[Stored data entries]
──────────────────────────────
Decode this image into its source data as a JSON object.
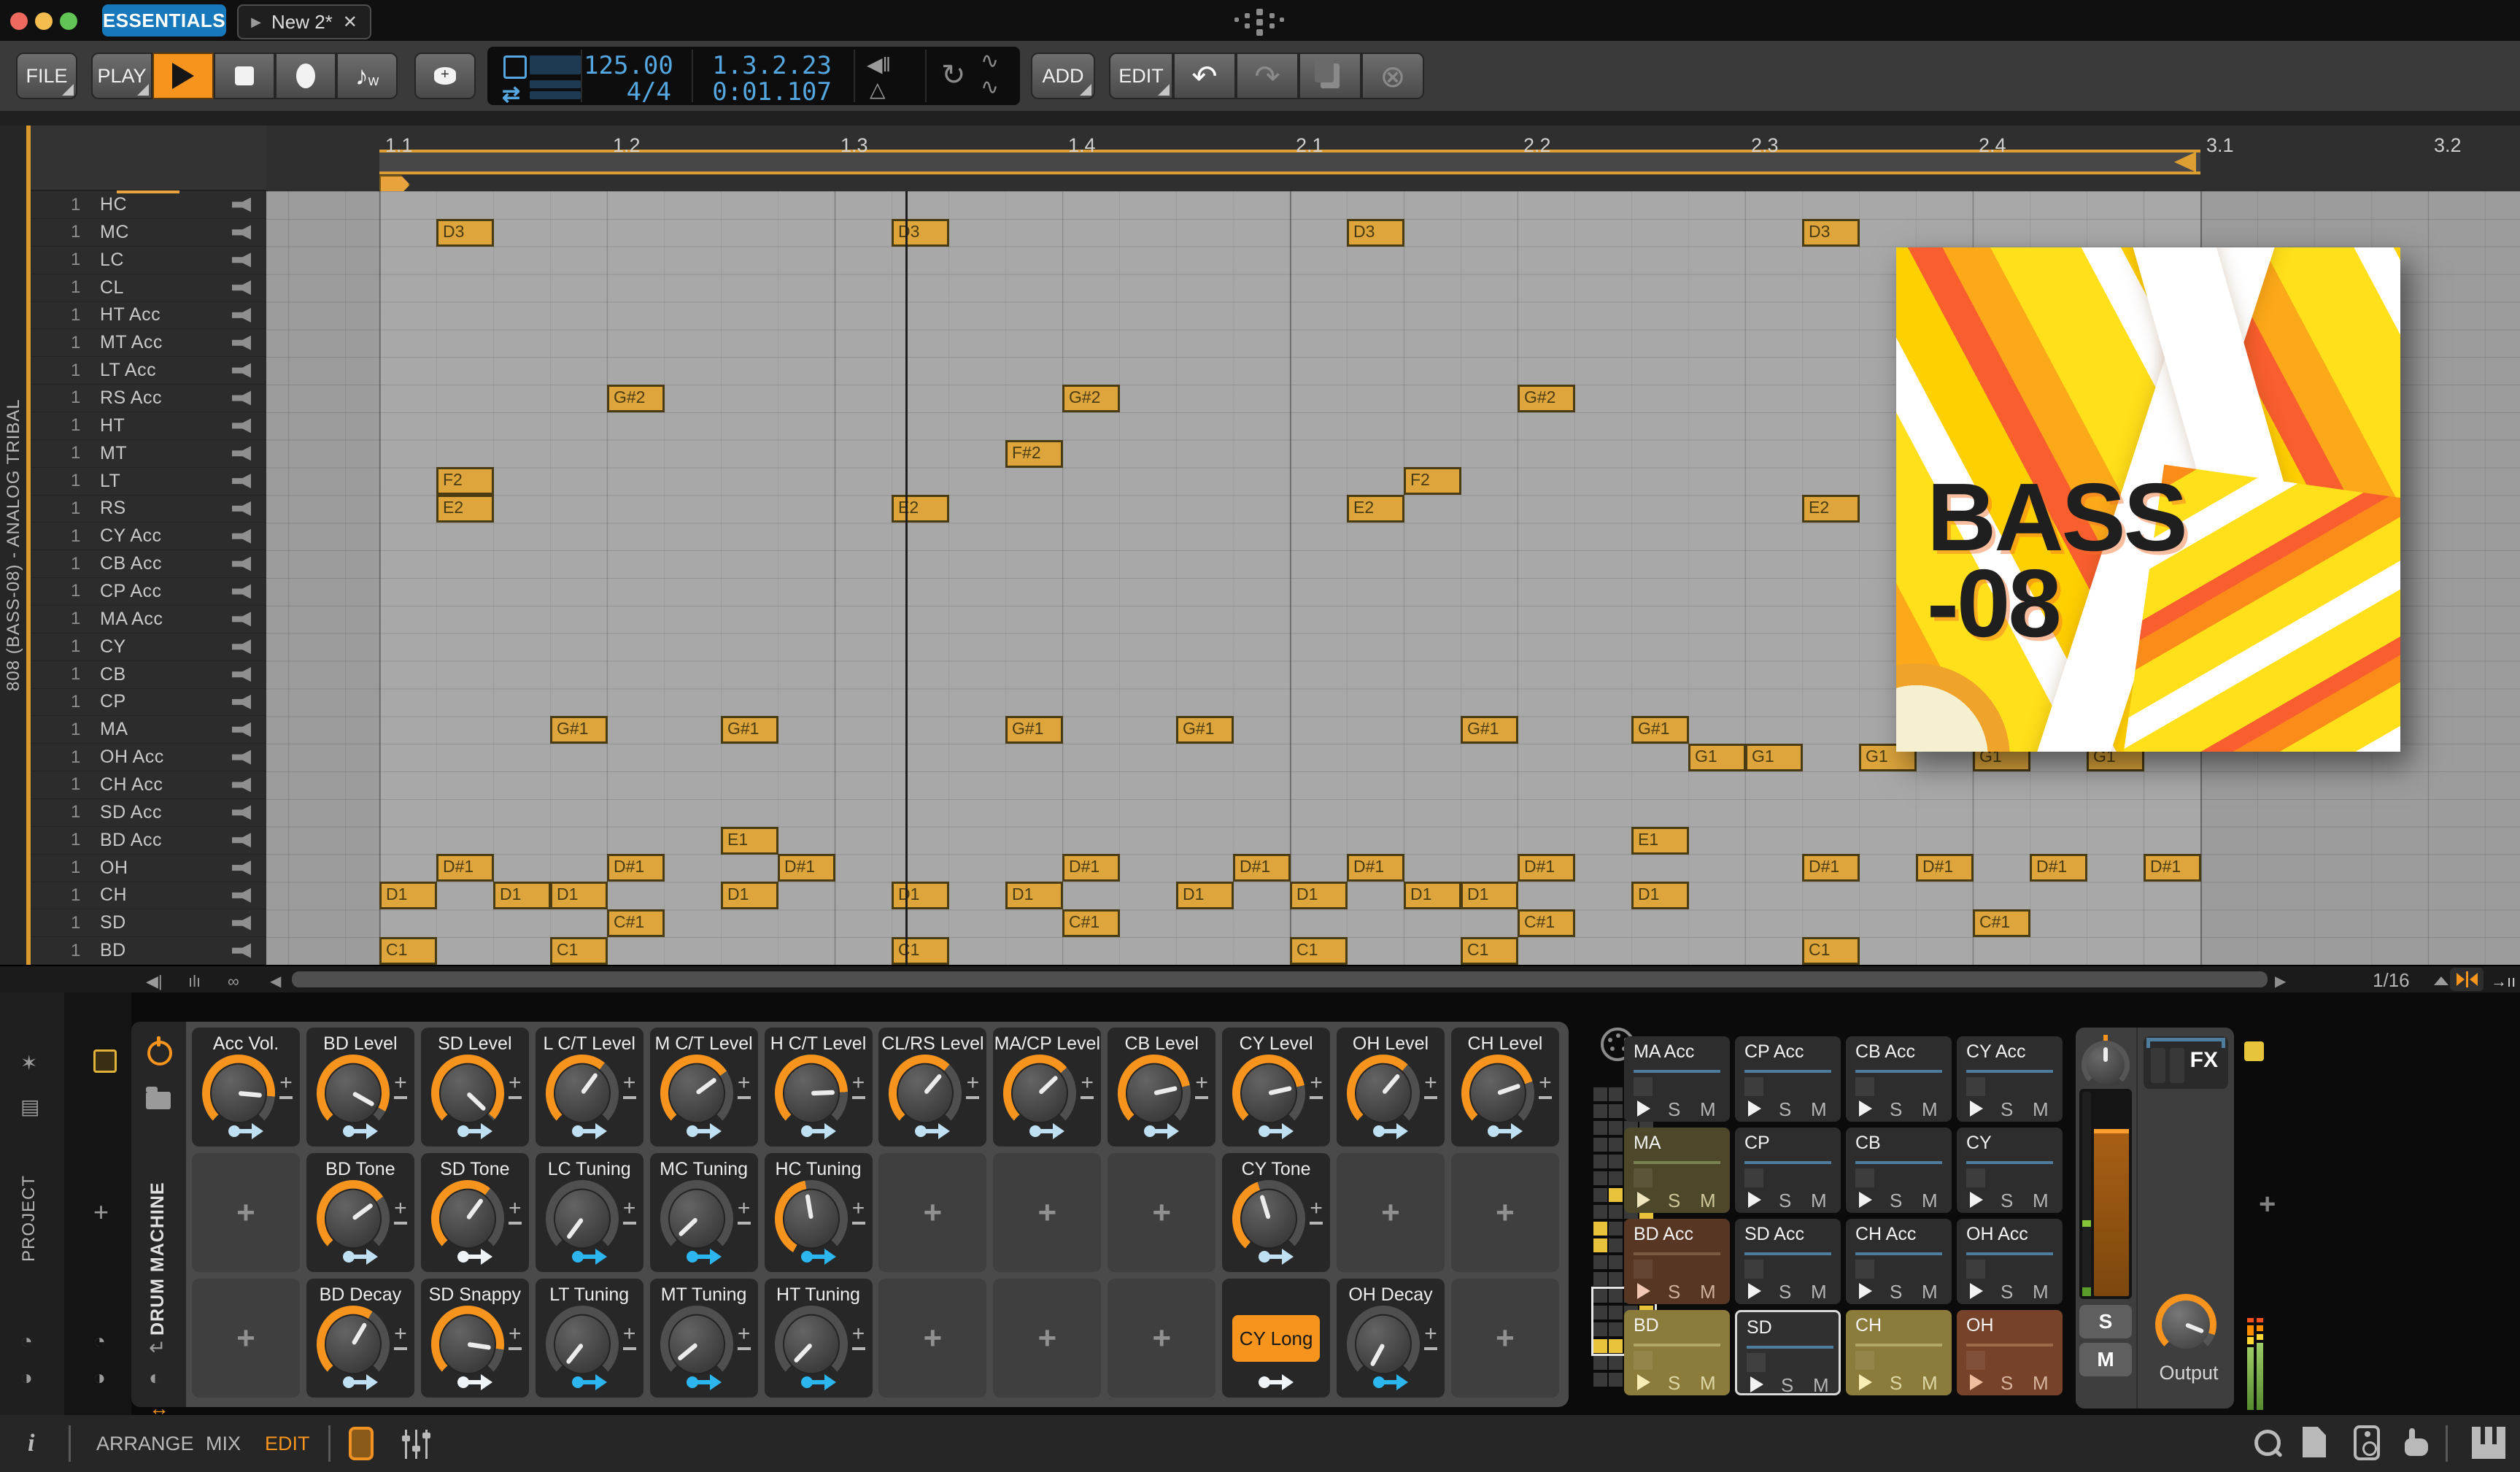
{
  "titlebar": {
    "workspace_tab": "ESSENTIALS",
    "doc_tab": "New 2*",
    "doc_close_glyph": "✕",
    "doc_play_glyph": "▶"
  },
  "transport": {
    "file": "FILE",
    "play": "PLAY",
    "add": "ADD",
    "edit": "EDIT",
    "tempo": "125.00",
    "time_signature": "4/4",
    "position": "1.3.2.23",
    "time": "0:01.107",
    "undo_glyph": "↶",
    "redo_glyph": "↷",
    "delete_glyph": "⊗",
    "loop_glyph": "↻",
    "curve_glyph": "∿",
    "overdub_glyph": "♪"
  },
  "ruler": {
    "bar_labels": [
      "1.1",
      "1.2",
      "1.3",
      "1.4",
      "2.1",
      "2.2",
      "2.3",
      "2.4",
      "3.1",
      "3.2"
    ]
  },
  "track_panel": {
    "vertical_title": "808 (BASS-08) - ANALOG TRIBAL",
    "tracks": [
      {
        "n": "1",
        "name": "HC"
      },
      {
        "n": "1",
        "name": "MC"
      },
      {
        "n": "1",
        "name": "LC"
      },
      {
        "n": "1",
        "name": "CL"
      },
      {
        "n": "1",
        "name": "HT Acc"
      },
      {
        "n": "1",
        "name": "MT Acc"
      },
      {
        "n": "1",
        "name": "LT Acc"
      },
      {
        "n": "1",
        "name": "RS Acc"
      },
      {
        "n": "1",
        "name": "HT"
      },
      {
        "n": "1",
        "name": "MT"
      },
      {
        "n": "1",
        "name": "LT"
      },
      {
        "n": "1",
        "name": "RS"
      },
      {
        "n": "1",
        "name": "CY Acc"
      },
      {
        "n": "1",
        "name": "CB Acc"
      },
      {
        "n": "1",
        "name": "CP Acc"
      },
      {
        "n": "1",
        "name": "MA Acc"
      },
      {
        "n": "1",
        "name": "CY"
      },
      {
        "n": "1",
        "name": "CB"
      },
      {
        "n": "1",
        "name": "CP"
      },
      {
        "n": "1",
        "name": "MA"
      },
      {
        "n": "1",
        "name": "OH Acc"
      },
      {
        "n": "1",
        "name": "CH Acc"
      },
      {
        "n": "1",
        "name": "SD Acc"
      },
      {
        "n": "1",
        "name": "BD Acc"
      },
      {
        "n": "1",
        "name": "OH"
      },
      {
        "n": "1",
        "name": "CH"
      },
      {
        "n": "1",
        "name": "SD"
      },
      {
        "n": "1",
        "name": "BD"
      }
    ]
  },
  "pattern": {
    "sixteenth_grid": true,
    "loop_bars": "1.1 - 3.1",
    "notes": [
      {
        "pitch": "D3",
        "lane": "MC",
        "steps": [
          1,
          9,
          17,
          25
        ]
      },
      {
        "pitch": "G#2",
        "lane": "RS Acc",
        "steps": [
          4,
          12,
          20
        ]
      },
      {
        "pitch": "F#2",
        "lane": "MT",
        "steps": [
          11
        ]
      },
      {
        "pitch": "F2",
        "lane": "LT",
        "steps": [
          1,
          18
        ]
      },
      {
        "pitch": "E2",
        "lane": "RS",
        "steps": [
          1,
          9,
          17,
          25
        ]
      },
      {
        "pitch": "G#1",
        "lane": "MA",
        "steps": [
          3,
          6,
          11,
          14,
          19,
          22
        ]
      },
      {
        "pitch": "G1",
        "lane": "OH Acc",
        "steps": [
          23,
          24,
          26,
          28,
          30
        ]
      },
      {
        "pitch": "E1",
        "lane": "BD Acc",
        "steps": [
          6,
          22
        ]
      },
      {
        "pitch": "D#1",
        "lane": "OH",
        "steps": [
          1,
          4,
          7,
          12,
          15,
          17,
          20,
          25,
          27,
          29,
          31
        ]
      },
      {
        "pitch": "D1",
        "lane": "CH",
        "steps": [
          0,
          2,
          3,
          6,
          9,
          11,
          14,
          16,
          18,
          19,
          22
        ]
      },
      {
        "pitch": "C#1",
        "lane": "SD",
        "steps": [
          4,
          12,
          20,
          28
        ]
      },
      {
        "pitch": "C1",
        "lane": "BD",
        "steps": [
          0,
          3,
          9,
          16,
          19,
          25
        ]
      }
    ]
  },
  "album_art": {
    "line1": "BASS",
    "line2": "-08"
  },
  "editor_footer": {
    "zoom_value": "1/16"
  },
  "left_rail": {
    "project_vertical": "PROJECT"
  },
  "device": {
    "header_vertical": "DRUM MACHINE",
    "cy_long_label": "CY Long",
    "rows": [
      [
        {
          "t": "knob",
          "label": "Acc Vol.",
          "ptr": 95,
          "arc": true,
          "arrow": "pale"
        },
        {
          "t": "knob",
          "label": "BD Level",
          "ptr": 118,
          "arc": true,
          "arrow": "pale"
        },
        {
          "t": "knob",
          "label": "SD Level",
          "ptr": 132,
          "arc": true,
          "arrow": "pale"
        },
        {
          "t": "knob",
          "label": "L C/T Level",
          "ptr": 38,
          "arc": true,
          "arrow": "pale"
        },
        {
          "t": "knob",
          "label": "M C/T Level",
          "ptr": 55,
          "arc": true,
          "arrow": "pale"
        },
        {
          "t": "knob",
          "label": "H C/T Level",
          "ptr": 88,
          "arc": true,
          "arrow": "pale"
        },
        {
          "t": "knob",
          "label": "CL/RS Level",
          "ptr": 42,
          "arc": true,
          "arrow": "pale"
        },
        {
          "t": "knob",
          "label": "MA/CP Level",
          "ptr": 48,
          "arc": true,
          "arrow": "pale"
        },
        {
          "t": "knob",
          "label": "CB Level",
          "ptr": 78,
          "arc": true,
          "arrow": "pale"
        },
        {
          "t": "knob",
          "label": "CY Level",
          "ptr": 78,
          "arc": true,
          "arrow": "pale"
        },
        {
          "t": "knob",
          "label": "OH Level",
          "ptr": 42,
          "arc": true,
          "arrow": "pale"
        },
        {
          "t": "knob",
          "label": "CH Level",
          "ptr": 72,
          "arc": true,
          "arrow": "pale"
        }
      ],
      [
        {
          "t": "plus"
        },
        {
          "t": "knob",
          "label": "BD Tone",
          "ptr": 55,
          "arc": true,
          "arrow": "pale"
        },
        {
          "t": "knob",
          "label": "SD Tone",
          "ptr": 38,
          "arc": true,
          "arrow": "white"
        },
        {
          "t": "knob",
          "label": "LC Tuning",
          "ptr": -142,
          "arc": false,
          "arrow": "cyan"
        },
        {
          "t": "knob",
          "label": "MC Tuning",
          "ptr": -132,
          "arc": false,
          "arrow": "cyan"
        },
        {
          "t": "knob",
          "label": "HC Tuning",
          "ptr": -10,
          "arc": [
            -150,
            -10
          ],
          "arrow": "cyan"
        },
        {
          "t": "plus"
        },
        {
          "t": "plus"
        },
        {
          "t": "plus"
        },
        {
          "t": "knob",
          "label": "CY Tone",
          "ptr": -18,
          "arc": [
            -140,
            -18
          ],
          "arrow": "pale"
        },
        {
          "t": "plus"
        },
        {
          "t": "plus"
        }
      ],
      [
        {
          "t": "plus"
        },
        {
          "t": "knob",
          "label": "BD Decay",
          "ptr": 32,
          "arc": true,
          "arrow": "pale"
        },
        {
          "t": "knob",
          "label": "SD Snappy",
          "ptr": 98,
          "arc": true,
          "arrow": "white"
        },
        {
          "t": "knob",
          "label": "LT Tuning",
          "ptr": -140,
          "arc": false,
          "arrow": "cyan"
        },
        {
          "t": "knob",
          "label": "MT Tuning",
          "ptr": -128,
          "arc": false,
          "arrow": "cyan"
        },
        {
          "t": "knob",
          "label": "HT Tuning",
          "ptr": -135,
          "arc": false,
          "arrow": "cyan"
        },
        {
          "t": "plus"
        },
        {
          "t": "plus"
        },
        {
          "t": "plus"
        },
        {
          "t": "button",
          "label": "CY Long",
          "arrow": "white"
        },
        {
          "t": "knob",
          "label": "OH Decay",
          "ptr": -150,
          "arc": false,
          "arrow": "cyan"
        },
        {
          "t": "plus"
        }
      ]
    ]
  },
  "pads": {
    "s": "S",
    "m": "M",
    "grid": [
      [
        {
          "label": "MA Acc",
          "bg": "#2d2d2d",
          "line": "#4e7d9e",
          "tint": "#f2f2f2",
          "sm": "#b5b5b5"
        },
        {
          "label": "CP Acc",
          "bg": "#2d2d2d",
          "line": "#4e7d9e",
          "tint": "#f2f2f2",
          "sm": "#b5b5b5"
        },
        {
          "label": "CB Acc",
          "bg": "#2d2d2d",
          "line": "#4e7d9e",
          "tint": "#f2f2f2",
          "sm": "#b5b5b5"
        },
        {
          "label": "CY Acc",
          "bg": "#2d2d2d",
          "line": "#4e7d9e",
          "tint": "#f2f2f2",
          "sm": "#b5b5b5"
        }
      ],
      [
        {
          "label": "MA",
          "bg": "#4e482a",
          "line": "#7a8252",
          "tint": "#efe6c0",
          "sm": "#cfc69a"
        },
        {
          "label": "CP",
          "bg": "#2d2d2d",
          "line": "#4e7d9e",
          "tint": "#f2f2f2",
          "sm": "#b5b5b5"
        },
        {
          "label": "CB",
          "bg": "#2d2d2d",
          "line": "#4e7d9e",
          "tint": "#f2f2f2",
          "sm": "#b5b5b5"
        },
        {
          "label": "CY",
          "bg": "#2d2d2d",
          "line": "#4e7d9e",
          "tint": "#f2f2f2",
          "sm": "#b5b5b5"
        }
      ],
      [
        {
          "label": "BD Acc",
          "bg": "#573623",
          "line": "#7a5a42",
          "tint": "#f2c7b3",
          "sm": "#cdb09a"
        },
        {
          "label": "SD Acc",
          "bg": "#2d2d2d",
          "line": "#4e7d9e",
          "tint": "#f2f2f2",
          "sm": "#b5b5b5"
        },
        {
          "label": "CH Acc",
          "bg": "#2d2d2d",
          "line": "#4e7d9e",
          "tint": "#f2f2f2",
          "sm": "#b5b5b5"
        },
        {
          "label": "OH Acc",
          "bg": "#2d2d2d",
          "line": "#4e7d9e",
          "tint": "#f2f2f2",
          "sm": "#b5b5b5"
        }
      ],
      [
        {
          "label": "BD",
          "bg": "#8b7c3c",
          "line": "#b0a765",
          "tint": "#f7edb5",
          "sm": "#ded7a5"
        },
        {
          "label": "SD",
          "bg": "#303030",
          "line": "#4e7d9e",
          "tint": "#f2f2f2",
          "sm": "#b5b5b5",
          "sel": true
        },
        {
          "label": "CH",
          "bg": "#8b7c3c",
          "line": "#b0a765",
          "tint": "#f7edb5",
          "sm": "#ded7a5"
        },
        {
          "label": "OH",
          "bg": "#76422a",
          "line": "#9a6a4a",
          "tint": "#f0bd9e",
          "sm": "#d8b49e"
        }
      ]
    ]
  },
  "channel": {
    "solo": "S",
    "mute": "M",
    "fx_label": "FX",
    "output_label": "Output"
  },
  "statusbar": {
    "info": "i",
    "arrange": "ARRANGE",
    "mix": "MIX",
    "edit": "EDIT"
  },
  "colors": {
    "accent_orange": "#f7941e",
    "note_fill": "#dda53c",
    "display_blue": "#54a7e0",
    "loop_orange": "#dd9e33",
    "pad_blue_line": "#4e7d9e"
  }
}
──────────────────────────────
Select every line in the material above where the string "lane" occurs, and copy it.

        "lane": "MC",
        "lane": "RS Acc",
        "lane": "MT",
        "lane": "LT",
        "lane": "RS",
        "lane": "MA",
        "lane": "OH Acc",
        "lane": "BD Acc",
        "lane": "OH",
        "lane": "CH",
        "lane": "SD",
        "lane": "BD",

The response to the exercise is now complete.